- [Task directions]: Convert the items into a Markdown table with the columns Row and Item, putting a row number and the item text on each row and leaving out blank lines. Begin at the first item and stop after the one that contains "x-tick-label: 3: [821, 998, 849, 1049]".

— BEGIN Dataset content —

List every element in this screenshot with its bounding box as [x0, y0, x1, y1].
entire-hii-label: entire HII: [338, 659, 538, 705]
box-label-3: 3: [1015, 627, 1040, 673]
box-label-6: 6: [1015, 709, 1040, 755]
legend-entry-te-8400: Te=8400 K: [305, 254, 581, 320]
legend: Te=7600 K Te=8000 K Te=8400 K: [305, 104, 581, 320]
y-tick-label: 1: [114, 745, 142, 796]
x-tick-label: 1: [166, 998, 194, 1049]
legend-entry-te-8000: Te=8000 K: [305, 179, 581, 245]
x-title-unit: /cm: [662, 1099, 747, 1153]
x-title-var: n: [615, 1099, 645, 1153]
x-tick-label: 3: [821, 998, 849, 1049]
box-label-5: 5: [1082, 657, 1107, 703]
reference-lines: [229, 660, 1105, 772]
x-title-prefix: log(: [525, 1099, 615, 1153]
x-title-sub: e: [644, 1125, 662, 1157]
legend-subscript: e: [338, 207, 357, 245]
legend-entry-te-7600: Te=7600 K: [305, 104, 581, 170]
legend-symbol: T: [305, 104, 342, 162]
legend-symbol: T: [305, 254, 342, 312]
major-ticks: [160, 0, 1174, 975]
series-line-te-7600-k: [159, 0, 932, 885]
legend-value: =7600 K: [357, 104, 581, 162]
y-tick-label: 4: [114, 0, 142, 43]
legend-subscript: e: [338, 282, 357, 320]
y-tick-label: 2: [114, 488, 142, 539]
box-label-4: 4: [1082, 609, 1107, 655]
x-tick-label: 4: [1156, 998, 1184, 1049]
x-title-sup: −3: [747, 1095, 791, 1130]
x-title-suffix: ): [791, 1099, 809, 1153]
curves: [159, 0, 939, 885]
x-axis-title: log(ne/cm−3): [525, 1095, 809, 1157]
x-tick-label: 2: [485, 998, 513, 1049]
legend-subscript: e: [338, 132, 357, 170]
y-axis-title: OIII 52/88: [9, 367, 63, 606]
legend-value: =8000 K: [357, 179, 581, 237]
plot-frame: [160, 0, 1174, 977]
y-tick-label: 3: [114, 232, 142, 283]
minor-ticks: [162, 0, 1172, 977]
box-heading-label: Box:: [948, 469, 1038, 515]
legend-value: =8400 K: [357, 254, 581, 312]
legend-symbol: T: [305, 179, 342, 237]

— END Dataset content —

- [Answer]:
| Row | Item |
|---|---|
| 1 | List every element in this screenshot with its bounding box as [x0, y0, x1, y1]. |
| 2 | entire-hii-label: entire HII: [338, 659, 538, 705] |
| 3 | box-label-3: 3: [1015, 627, 1040, 673] |
| 4 | box-label-6: 6: [1015, 709, 1040, 755] |
| 5 | legend-entry-te-8400: Te=8400 K: [305, 254, 581, 320] |
| 6 | legend: Te=7600 K Te=8000 K Te=8400 K: [305, 104, 581, 320] |
| 7 | y-tick-label: 1: [114, 745, 142, 796] |
| 8 | x-tick-label: 1: [166, 998, 194, 1049] |
| 9 | legend-entry-te-8000: Te=8000 K: [305, 179, 581, 245] |
| 10 | x-title-unit: /cm: [662, 1099, 747, 1153] |
| 11 | x-title-var: n: [615, 1099, 645, 1153] |
| 12 | x-tick-label: 3: [821, 998, 849, 1049] |